What to work on ▸ Take the listing and print it in full, exactly as given.

Available data ▸
_ _ _ _

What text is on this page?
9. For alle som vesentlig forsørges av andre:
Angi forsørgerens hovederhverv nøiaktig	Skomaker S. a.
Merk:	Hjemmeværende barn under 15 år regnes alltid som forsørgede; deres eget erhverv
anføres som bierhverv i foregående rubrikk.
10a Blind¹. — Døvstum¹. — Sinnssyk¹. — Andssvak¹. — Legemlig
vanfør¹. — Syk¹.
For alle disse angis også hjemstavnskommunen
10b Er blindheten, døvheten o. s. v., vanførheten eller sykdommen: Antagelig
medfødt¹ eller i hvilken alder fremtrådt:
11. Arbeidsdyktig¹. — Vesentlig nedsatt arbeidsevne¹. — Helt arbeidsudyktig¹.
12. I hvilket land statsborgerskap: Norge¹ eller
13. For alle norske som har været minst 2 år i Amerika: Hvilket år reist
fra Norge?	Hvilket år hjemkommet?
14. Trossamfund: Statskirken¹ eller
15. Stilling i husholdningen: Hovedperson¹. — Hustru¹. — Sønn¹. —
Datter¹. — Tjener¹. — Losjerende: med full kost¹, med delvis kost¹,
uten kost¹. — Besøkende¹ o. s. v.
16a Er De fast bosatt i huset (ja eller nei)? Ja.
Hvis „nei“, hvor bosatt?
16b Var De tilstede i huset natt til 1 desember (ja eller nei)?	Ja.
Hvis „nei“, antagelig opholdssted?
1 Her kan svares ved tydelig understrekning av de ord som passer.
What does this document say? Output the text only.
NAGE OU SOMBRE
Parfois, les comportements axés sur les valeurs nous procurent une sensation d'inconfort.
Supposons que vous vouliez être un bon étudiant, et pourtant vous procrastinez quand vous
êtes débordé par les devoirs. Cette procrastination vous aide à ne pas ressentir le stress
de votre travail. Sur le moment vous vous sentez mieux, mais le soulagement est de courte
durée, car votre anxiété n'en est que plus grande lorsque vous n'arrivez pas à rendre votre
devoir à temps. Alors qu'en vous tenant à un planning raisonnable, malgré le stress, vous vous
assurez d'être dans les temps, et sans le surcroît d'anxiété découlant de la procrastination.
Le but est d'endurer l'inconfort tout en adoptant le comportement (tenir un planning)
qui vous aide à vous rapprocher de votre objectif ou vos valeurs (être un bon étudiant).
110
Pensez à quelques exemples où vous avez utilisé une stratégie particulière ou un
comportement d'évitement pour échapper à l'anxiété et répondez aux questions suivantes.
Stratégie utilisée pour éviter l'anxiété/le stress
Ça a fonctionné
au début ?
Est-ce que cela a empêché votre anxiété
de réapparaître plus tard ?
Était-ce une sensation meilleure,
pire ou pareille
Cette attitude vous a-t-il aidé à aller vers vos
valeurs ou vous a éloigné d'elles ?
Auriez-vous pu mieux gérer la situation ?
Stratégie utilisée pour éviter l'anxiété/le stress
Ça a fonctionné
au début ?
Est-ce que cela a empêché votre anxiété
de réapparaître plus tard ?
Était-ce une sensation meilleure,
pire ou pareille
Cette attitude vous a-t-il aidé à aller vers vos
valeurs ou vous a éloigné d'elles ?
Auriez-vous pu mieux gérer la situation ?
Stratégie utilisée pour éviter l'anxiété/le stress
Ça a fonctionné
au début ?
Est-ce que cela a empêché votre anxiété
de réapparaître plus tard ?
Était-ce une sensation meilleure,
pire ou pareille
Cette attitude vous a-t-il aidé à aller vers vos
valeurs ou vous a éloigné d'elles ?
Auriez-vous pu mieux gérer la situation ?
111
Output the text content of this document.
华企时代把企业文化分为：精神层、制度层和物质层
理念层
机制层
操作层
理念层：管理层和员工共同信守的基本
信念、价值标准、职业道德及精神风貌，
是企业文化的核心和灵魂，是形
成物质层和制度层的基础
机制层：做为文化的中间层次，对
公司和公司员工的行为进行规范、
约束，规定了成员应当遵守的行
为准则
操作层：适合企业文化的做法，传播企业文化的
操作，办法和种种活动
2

_ _ _ _

Answer to the exercise ▸
What text is on this page?
9. For alle som vesentlig forsørges av andre:
Angi forsørgerens hovederhverv nøiaktig	Skomaker S. a.
Merk:	Hjemmeværende barn under 15 år regnes alltid som forsørgede; deres eget erhverv
anføres som bierhverv i foregående rubrikk.
10a Blind¹. — Døvstum¹. — Sinnssyk¹. — Andssvak¹. — Legemlig
vanfør¹. — Syk¹.
For alle disse angis også hjemstavnskommunen
10b Er blindheten, døvheten o. s. v., vanførheten eller sykdommen: Antagelig
medfødt¹ eller i hvilken alder fremtrådt:
11. Arbeidsdyktig¹. — Vesentlig nedsatt arbeidsevne¹. — Helt arbeidsudyktig¹.
12. I hvilket land statsborgerskap: Norge¹ eller
13. For alle norske som har været minst 2 år i Amerika: Hvilket år reist
fra Norge?	Hvilket år hjemkommet?
14. Trossamfund: Statskirken¹ eller
15. Stilling i husholdningen: Hovedperson¹. — Hustru¹. — Sønn¹. —
Datter¹. — Tjener¹. — Losjerende: med full kost¹, med delvis kost¹,
uten kost¹. — Besøkende¹ o. s. v.
16a Er De fast bosatt i huset (ja eller nei)? Ja.
Hvis „nei“, hvor bosatt?
16b Var De tilstede i huset natt til 1 desember (ja eller nei)?	Ja.
Hvis „nei“, antagelig opholdssted?
1 Her kan svares ved tydelig understrekning av de ord som passer.
What does this document say? Output the text only.
NAGE OU SOMBRE
Parfois, les comportements axés sur les valeurs nous procurent une sensation d'inconfort.
Supposons que vous vouliez être un bon étudiant, et pourtant vous procrastinez quand vous
êtes débordé par les devoirs. Cette procrastination vous aide à ne pas ressentir le stress
de votre travail. Sur le moment vous vous sentez mieux, mais le soulagement est de courte
durée, car votre anxiété n'en est que plus grande lorsque vous n'arrivez pas à rendre votre
devoir à temps. Alors qu'en vous tenant à un planning raisonnable, malgré le stress, vous vous
assurez d'être dans les temps, et sans le surcroît d'anxiété découlant de la procrastination.
Le but est d'endurer l'inconfort tout en adoptant le comportement (tenir un planning)
qui vous aide à vous rapprocher de votre objectif ou vos valeurs (être un bon étudiant).
110
Pensez à quelques exemples où vous avez utilisé une stratégie particulière ou un
comportement d'évitement pour échapper à l'anxiété et répondez aux questions suivantes.
Stratégie utilisée pour éviter l'anxiété/le stress
Ça a fonctionné
au début ?
Est-ce que cela a empêché votre anxiété
de réapparaître plus tard ?
Était-ce une sensation meilleure,
pire ou pareille
Cette attitude vous a-t-il aidé à aller vers vos
valeurs ou vous a éloigné d'elles ?
Auriez-vous pu mieux gérer la situation ?
Stratégie utilisée pour éviter l'anxiété/le stress
Ça a fonctionné
au début ?
Est-ce que cela a empêché votre anxiété
de réapparaître plus tard ?
Était-ce une sensation meilleure,
pire ou pareille
Cette attitude vous a-t-il aidé à aller vers vos
valeurs ou vous a éloigné d'elles ?
Auriez-vous pu mieux gérer la situation ?
Stratégie utilisée pour éviter l'anxiété/le stress
Ça a fonctionné
au début ?
Est-ce que cela a empêché votre anxiété
de réapparaître plus tard ?
Était-ce une sensation meilleure,
pire ou pareille
Cette attitude vous a-t-il aidé à aller vers vos
valeurs ou vous a éloigné d'elles ?
Auriez-vous pu mieux gérer la situation ?
111
Output the text content of this document.
华企时代把企业文化分为：精神层、制度层和物质层
理念层
机制层
操作层
理念层：管理层和员工共同信守的基本
信念、价值标准、职业道德及精神风貌，
是企业文化的核心和灵魂，是形
成物质层和制度层的基础
机制层：做为文化的中间层次，对
公司和公司员工的行为进行规范、
约束，规定了成员应当遵守的行
为准则
操作层：适合企业文化的做法，传播企业文化的
操作，办法和种种活动
2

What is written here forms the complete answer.